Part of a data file
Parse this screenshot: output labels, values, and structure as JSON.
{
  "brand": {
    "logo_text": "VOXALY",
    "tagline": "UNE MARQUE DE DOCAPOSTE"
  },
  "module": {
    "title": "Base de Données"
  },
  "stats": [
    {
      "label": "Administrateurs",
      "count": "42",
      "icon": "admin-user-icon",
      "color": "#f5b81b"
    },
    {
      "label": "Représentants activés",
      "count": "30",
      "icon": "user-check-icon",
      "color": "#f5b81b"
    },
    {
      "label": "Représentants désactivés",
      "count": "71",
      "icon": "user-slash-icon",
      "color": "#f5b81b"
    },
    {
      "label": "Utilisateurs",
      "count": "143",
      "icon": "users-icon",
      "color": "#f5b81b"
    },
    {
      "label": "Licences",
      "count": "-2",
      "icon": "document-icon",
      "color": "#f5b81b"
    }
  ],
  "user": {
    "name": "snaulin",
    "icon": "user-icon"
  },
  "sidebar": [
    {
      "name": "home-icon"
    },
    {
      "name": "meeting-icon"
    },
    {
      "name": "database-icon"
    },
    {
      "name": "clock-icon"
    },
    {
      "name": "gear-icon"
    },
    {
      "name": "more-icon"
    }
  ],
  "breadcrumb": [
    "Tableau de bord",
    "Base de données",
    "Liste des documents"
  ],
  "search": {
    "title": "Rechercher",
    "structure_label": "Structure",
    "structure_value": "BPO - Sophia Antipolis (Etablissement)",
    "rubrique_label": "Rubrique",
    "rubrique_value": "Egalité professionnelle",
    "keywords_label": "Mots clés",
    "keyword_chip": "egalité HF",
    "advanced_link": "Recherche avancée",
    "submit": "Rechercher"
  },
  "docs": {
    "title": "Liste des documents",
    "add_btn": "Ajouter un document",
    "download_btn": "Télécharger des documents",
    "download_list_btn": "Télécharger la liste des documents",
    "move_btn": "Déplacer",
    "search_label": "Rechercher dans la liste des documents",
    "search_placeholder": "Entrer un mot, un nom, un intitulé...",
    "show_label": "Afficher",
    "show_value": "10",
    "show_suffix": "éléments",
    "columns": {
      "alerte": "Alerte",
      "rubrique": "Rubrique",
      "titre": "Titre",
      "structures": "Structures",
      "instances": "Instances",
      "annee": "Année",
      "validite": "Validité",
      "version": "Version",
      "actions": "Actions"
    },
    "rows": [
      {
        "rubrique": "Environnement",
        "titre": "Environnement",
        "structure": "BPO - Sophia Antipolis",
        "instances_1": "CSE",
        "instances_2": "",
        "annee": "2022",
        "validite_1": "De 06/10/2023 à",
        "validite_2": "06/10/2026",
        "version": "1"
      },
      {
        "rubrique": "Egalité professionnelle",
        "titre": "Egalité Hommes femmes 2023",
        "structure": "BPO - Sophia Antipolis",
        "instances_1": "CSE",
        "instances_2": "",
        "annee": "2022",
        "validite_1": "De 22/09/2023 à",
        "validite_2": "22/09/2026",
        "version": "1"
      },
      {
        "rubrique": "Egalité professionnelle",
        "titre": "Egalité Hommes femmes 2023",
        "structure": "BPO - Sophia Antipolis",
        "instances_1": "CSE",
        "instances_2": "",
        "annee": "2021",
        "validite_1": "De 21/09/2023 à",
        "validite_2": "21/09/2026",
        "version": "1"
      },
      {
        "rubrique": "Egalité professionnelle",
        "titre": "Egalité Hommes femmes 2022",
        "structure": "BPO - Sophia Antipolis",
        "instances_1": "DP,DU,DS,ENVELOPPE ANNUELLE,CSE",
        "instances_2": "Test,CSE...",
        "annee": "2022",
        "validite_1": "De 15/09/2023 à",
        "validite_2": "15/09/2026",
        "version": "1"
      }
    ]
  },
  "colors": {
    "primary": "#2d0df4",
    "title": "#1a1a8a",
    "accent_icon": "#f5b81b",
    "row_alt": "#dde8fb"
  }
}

→ Objective: Write out the whole listing again, exactly as it stands.

→ Reply to the task:
Parse this screenshot: output labels, values, and structure as JSON.
{
  "brand": {
    "logo_text": "VOXALY",
    "tagline": "UNE MARQUE DE DOCAPOSTE"
  },
  "module": {
    "title": "Base de Données"
  },
  "stats": [
    {
      "label": "Administrateurs",
      "count": "42",
      "icon": "admin-user-icon",
      "color": "#f5b81b"
    },
    {
      "label": "Représentants activés",
      "count": "30",
      "icon": "user-check-icon",
      "color": "#f5b81b"
    },
    {
      "label": "Représentants désactivés",
      "count": "71",
      "icon": "user-slash-icon",
      "color": "#f5b81b"
    },
    {
      "label": "Utilisateurs",
      "count": "143",
      "icon": "users-icon",
      "color": "#f5b81b"
    },
    {
      "label": "Licences",
      "count": "-2",
      "icon": "document-icon",
      "color": "#f5b81b"
    }
  ],
  "user": {
    "name": "snaulin",
    "icon": "user-icon"
  },
  "sidebar": [
    {
      "name": "home-icon"
    },
    {
      "name": "meeting-icon"
    },
    {
      "name": "database-icon"
    },
    {
      "name": "clock-icon"
    },
    {
      "name": "gear-icon"
    },
    {
      "name": "more-icon"
    }
  ],
  "breadcrumb": [
    "Tableau de bord",
    "Base de données",
    "Liste des documents"
  ],
  "search": {
    "title": "Rechercher",
    "structure_label": "Structure",
    "structure_value": "BPO - Sophia Antipolis (Etablissement)",
    "rubrique_label": "Rubrique",
    "rubrique_value": "Egalité professionnelle",
    "keywords_label": "Mots clés",
    "keyword_chip": "egalité HF",
    "advanced_link": "Recherche avancée",
    "submit": "Rechercher"
  },
  "docs": {
    "title": "Liste des documents",
    "add_btn": "Ajouter un document",
    "download_btn": "Télécharger des documents",
    "download_list_btn": "Télécharger la liste des documents",
    "move_btn": "Déplacer",
    "search_label": "Rechercher dans la liste des documents",
    "search_placeholder": "Entrer un mot, un nom, un intitulé...",
    "show_label": "Afficher",
    "show_value": "10",
    "show_suffix": "éléments",
    "columns": {
      "alerte": "Alerte",
      "rubrique": "Rubrique",
      "titre": "Titre",
      "structures": "Structures",
      "instances": "Instances",
      "annee": "Année",
      "validite": "Validité",
      "version": "Version",
      "actions": "Actions"
    },
    "rows": [
      {
        "rubrique": "Environnement",
        "titre": "Environnement",
        "structure": "BPO - Sophia Antipolis",
        "instances_1": "CSE",
        "instances_2": "",
        "annee": "2022",
        "validite_1": "De 06/10/2023 à",
        "validite_2": "06/10/2026",
        "version": "1"
      },
      {
        "rubrique": "Egalité professionnelle",
        "titre": "Egalité Hommes femmes 2023",
        "structure": "BPO - Sophia Antipolis",
        "instances_1": "CSE",
        "instances_2": "",
        "annee": "2022",
        "validite_1": "De 22/09/2023 à",
        "validite_2": "22/09/2026",
        "version": "1"
      },
      {
        "rubrique": "Egalité professionnelle",
        "titre": "Egalité Hommes femmes 2023",
        "structure": "BPO - Sophia Antipolis",
        "instances_1": "CSE",
        "instances_2": "",
        "annee": "2021",
        "validite_1": "De 21/09/2023 à",
        "validite_2": "21/09/2026",
        "version": "1"
      },
      {
        "rubrique": "Egalité professionnelle",
        "titre": "Egalité Hommes femmes 2022",
        "structure": "BPO - Sophia Antipolis",
        "instances_1": "DP,DU,DS,ENVELOPPE ANNUELLE,CSE",
        "instances_2": "Test,CSE...",
        "annee": "2022",
        "validite_1": "De 15/09/2023 à",
        "validite_2": "15/09/2026",
        "version": "1"
      }
    ]
  },
  "colors": {
    "primary": "#2d0df4",
    "title": "#1a1a8a",
    "accent_icon": "#f5b81b",
    "row_alt": "#dde8fb"
  }
}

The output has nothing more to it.